AIM OF THE EXERCISE: Locate every line below that contains the word "baterías" and copy it.

··· GIVEN RECORDS

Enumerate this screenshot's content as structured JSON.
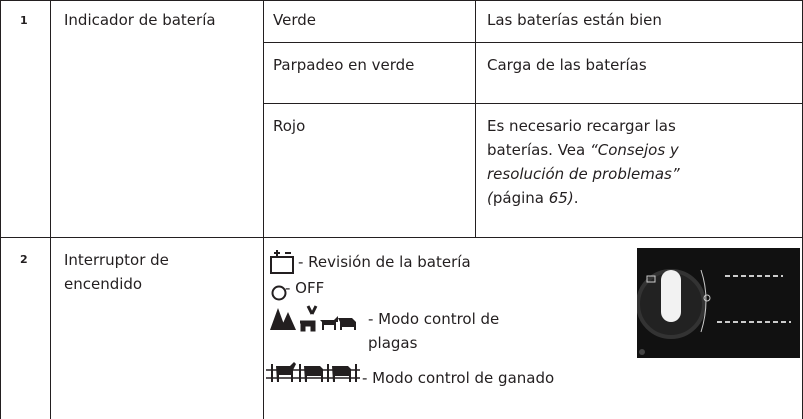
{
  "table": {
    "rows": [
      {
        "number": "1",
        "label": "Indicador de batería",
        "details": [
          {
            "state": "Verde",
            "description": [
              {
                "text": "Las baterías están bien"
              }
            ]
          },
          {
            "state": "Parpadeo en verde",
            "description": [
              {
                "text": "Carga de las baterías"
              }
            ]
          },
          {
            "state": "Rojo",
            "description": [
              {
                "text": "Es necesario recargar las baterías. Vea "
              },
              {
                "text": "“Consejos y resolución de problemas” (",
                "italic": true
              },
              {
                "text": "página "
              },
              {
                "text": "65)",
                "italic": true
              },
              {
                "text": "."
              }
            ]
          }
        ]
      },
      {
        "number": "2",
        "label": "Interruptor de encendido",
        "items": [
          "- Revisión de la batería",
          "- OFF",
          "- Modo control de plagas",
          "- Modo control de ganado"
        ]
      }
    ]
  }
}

······

EXPECTED ANSWER:
                "text": "Las baterías están bien"
                "text": "Carga de las baterías"
                "text": "Es necesario recargar las baterías. Vea "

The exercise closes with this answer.